(Recorded data)
# # # # # # #

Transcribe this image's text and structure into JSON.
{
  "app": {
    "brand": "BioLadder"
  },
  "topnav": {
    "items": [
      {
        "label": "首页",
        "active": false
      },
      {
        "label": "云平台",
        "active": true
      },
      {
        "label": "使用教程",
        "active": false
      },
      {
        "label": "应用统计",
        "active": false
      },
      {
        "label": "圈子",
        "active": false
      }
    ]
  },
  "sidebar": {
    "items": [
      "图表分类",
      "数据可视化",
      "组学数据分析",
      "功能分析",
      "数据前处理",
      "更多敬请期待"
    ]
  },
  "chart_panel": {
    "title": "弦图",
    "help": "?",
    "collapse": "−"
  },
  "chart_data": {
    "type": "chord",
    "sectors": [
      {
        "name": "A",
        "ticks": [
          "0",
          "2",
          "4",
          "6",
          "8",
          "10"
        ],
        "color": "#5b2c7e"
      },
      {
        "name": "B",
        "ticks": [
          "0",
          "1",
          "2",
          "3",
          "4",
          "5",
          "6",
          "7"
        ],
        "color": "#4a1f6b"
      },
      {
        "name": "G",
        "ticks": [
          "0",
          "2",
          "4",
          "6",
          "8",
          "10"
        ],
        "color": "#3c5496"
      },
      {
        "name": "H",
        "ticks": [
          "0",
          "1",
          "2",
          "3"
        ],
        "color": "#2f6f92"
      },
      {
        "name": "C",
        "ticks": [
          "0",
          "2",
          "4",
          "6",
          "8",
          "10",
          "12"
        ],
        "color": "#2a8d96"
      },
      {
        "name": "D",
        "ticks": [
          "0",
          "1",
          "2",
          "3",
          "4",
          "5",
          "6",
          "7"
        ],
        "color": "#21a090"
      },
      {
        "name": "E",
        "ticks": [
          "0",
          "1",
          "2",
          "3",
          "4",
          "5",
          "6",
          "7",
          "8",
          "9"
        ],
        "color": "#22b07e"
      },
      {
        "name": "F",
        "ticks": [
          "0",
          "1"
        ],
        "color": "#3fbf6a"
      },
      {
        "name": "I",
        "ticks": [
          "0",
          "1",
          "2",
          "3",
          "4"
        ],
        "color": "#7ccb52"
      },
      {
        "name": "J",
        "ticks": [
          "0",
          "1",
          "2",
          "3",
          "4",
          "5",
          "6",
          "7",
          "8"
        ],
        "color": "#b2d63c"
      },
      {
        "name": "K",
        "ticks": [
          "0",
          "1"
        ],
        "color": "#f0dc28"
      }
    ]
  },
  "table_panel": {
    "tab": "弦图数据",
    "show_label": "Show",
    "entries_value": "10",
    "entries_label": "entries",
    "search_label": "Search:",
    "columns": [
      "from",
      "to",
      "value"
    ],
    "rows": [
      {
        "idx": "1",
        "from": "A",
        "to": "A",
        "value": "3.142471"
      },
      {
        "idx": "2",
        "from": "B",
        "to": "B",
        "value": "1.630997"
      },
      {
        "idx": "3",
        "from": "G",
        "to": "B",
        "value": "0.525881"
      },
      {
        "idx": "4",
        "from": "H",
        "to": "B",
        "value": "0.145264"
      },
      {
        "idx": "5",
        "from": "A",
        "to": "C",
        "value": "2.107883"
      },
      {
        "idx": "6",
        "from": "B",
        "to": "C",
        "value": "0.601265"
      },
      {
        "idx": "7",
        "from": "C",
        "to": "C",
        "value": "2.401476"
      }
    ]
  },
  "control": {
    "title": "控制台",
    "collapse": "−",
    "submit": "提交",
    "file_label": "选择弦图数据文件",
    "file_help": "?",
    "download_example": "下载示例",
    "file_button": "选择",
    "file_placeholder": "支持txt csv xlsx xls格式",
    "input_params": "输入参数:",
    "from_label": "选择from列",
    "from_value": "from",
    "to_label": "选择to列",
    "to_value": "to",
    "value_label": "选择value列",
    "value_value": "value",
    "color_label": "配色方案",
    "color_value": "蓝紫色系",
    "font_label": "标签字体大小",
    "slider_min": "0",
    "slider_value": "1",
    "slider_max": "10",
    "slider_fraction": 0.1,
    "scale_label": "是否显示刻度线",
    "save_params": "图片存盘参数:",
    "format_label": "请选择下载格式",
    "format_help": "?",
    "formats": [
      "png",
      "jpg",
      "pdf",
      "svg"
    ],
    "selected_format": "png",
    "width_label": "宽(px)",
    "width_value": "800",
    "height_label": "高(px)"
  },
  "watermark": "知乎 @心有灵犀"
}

# # # # # # #

→ Problem
Write out every line from the records above, word for word.

→ Task answer
Transcribe this image's text and structure into JSON.
{
  "app": {
    "brand": "BioLadder"
  },
  "topnav": {
    "items": [
      {
        "label": "首页",
        "active": false
      },
      {
        "label": "云平台",
        "active": true
      },
      {
        "label": "使用教程",
        "active": false
      },
      {
        "label": "应用统计",
        "active": false
      },
      {
        "label": "圈子",
        "active": false
      }
    ]
  },
  "sidebar": {
    "items": [
      "图表分类",
      "数据可视化",
      "组学数据分析",
      "功能分析",
      "数据前处理",
      "更多敬请期待"
    ]
  },
  "chart_panel": {
    "title": "弦图",
    "help": "?",
    "collapse": "−"
  },
  "chart_data": {
    "type": "chord",
    "sectors": [
      {
        "name": "A",
        "ticks": [
          "0",
          "2",
          "4",
          "6",
          "8",
          "10"
        ],
        "color": "#5b2c7e"
      },
      {
        "name": "B",
        "ticks": [
          "0",
          "1",
          "2",
          "3",
          "4",
          "5",
          "6",
          "7"
        ],
        "color": "#4a1f6b"
      },
      {
        "name": "G",
        "ticks": [
          "0",
          "2",
          "4",
          "6",
          "8",
          "10"
        ],
        "color": "#3c5496"
      },
      {
        "name": "H",
        "ticks": [
          "0",
          "1",
          "2",
          "3"
        ],
        "color": "#2f6f92"
      },
      {
        "name": "C",
        "ticks": [
          "0",
          "2",
          "4",
          "6",
          "8",
          "10",
          "12"
        ],
        "color": "#2a8d96"
      },
      {
        "name": "D",
        "ticks": [
          "0",
          "1",
          "2",
          "3",
          "4",
          "5",
          "6",
          "7"
        ],
        "color": "#21a090"
      },
      {
        "name": "E",
        "ticks": [
          "0",
          "1",
          "2",
          "3",
          "4",
          "5",
          "6",
          "7",
          "8",
          "9"
        ],
        "color": "#22b07e"
      },
      {
        "name": "F",
        "ticks": [
          "0",
          "1"
        ],
        "color": "#3fbf6a"
      },
      {
        "name": "I",
        "ticks": [
          "0",
          "1",
          "2",
          "3",
          "4"
        ],
        "color": "#7ccb52"
      },
      {
        "name": "J",
        "ticks": [
          "0",
          "1",
          "2",
          "3",
          "4",
          "5",
          "6",
          "7",
          "8"
        ],
        "color": "#b2d63c"
      },
      {
        "name": "K",
        "ticks": [
          "0",
          "1"
        ],
        "color": "#f0dc28"
      }
    ]
  },
  "table_panel": {
    "tab": "弦图数据",
    "show_label": "Show",
    "entries_value": "10",
    "entries_label": "entries",
    "search_label": "Search:",
    "columns": [
      "from",
      "to",
      "value"
    ],
    "rows": [
      {
        "idx": "1",
        "from": "A",
        "to": "A",
        "value": "3.142471"
      },
      {
        "idx": "2",
        "from": "B",
        "to": "B",
        "value": "1.630997"
      },
      {
        "idx": "3",
        "from": "G",
        "to": "B",
        "value": "0.525881"
      },
      {
        "idx": "4",
        "from": "H",
        "to": "B",
        "value": "0.145264"
      },
      {
        "idx": "5",
        "from": "A",
        "to": "C",
        "value": "2.107883"
      },
      {
        "idx": "6",
        "from": "B",
        "to": "C",
        "value": "0.601265"
      },
      {
        "idx": "7",
        "from": "C",
        "to": "C",
        "value": "2.401476"
      }
    ]
  },
  "control": {
    "title": "控制台",
    "collapse": "−",
    "submit": "提交",
    "file_label": "选择弦图数据文件",
    "file_help": "?",
    "download_example": "下载示例",
    "file_button": "选择",
    "file_placeholder": "支持txt csv xlsx xls格式",
    "input_params": "输入参数:",
    "from_label": "选择from列",
    "from_value": "from",
    "to_label": "选择to列",
    "to_value": "to",
    "value_label": "选择value列",
    "value_value": "value",
    "color_label": "配色方案",
    "color_value": "蓝紫色系",
    "font_label": "标签字体大小",
    "slider_min": "0",
    "slider_value": "1",
    "slider_max": "10",
    "slider_fraction": 0.1,
    "scale_label": "是否显示刻度线",
    "save_params": "图片存盘参数:",
    "format_label": "请选择下载格式",
    "format_help": "?",
    "formats": [
      "png",
      "jpg",
      "pdf",
      "svg"
    ],
    "selected_format": "png",
    "width_label": "宽(px)",
    "width_value": "800",
    "height_label": "高(px)"
  },
  "watermark": "知乎 @心有灵犀"
}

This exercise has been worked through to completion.